*To do*
From the listing below, pull out all lines with "гризунів" in them.
START Record excerpts
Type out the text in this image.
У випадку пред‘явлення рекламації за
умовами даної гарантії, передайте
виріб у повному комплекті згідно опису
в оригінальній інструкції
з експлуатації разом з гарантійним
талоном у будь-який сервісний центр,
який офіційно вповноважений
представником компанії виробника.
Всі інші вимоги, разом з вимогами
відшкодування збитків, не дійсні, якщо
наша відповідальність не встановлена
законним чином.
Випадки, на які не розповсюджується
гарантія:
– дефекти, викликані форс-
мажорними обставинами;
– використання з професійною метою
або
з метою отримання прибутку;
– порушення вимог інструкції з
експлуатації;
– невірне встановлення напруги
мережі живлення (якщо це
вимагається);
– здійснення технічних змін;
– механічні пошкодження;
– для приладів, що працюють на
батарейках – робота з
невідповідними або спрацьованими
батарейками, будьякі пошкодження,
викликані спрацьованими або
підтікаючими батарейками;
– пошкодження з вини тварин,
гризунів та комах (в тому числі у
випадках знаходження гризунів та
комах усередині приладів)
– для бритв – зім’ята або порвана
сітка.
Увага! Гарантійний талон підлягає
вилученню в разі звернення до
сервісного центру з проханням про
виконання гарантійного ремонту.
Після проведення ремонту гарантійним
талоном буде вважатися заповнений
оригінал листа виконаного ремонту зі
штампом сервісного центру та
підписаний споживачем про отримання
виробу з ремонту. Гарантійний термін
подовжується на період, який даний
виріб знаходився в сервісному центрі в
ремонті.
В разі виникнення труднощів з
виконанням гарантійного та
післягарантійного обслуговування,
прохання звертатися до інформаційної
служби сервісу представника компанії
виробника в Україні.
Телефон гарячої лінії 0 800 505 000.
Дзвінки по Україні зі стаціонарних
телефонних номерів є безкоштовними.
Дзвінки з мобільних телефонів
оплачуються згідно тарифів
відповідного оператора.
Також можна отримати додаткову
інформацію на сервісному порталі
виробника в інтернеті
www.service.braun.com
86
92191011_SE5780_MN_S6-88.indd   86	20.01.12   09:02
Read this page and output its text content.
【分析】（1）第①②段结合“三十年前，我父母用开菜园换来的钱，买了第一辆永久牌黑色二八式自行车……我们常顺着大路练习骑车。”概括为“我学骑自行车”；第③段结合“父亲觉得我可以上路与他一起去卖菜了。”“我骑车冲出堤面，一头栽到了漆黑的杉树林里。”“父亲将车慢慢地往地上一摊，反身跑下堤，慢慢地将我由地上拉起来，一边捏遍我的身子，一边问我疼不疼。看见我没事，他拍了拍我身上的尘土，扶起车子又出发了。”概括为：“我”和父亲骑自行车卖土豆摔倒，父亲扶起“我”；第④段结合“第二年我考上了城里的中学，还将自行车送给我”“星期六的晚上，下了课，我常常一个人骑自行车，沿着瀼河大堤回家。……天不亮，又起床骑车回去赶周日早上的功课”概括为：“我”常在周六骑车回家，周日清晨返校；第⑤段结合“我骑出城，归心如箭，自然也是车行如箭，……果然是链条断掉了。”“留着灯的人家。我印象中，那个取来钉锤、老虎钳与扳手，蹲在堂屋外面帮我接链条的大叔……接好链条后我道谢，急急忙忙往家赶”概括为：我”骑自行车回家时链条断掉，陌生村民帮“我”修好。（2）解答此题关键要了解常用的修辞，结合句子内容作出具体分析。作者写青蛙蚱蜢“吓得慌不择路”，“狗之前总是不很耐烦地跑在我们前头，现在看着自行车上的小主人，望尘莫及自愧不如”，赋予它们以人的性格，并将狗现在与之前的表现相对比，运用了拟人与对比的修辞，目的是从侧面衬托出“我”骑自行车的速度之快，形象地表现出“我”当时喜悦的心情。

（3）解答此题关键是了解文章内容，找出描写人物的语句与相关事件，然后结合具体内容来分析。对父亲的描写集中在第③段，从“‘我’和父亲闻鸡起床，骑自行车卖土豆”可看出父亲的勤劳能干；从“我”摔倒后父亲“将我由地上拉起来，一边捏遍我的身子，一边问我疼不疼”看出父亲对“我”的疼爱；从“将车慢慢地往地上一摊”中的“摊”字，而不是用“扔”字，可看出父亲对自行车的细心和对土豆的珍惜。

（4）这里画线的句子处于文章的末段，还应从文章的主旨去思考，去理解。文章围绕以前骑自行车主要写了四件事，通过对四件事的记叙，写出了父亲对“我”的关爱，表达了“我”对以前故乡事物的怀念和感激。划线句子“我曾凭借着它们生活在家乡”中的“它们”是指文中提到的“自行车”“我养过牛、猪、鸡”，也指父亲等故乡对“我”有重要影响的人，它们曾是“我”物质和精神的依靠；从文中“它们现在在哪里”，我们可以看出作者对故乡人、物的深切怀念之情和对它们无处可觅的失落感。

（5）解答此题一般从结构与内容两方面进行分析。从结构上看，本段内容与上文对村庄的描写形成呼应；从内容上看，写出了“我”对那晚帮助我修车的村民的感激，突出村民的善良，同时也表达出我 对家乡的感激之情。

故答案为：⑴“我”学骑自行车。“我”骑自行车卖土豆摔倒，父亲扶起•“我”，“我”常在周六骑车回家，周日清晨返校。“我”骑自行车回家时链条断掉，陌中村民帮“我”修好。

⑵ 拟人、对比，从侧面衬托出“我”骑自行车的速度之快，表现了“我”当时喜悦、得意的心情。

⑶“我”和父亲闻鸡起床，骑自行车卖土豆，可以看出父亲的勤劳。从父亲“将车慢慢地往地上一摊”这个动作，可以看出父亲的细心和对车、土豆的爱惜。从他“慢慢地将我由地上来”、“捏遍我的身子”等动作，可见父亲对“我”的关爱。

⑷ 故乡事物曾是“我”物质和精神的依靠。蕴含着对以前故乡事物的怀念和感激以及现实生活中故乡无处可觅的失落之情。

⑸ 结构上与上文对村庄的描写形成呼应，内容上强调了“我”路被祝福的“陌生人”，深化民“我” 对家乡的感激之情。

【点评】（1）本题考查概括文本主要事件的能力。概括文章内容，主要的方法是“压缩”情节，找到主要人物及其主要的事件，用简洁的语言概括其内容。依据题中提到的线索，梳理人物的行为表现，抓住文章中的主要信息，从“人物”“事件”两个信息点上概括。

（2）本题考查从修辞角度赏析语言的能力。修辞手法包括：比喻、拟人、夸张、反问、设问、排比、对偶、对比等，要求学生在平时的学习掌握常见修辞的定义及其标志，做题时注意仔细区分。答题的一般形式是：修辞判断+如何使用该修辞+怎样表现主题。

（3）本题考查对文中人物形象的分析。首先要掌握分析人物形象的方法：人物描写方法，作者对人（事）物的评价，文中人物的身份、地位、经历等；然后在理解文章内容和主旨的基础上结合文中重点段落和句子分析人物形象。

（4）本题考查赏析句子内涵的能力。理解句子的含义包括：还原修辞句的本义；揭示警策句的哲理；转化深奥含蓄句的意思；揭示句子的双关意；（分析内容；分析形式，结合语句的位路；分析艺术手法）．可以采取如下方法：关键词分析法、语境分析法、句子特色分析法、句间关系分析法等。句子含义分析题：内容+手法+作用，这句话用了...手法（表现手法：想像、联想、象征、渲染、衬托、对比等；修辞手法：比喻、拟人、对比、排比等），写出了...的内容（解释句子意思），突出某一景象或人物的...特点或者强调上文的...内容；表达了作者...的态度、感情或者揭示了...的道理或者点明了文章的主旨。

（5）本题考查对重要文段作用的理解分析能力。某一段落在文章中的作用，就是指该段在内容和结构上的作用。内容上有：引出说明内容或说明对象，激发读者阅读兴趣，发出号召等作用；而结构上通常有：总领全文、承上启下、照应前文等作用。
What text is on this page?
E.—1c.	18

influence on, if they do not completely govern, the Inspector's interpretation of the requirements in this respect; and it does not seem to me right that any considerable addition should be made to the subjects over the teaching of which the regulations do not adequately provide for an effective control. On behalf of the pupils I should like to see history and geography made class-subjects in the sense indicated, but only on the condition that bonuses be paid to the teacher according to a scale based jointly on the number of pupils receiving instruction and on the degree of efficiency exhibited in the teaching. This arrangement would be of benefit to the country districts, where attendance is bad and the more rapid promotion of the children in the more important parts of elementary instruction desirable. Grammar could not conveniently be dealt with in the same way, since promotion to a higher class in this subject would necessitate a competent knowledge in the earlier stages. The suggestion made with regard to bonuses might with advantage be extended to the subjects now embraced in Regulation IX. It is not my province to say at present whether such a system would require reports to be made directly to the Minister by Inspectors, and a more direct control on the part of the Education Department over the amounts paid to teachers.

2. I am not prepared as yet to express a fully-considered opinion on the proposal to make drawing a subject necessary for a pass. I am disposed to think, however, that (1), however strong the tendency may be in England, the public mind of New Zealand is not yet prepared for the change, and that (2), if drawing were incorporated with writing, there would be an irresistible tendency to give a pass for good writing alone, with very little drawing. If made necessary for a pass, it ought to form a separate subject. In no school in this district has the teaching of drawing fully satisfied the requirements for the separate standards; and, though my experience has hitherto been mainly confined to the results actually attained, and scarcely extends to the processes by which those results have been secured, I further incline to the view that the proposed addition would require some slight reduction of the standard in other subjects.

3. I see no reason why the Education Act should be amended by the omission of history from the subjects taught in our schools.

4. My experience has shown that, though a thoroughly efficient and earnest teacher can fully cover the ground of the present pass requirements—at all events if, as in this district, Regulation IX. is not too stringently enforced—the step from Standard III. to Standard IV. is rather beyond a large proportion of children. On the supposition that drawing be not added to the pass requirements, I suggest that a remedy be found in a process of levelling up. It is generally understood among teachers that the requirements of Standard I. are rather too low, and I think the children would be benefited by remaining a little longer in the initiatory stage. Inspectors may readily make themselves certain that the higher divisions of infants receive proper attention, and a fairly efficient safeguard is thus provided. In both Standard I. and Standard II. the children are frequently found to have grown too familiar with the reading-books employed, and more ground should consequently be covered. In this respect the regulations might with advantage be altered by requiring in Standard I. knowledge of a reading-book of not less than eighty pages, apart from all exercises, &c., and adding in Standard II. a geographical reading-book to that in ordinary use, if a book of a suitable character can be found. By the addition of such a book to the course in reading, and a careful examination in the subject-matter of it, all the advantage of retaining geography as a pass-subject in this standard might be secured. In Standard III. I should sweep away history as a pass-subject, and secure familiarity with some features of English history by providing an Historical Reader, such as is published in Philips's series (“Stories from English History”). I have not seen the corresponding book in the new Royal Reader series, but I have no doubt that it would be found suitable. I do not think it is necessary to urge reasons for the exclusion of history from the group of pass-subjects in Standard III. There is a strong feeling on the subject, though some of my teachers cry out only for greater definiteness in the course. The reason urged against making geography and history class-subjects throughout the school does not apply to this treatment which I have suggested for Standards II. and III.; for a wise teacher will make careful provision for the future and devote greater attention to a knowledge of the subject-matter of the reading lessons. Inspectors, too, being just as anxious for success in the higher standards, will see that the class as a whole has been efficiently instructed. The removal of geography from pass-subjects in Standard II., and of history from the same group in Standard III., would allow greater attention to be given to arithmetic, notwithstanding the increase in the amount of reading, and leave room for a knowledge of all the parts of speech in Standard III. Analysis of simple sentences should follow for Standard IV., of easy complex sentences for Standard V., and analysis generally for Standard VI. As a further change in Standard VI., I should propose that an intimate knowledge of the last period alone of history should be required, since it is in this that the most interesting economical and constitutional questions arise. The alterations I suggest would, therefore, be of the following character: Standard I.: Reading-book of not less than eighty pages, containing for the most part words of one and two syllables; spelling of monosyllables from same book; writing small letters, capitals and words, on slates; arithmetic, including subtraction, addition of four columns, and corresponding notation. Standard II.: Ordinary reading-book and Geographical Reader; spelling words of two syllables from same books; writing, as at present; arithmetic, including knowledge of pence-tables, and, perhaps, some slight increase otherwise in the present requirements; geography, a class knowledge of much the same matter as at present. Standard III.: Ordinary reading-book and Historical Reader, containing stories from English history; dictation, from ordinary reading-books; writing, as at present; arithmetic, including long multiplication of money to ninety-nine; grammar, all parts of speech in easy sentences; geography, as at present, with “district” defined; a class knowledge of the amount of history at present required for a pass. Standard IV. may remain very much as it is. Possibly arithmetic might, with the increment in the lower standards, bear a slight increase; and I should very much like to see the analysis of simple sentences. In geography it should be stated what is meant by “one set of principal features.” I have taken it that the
END Record excerpts
*The reply*
гризунів та комах (в тому числі у
випадках знаходження гризунів та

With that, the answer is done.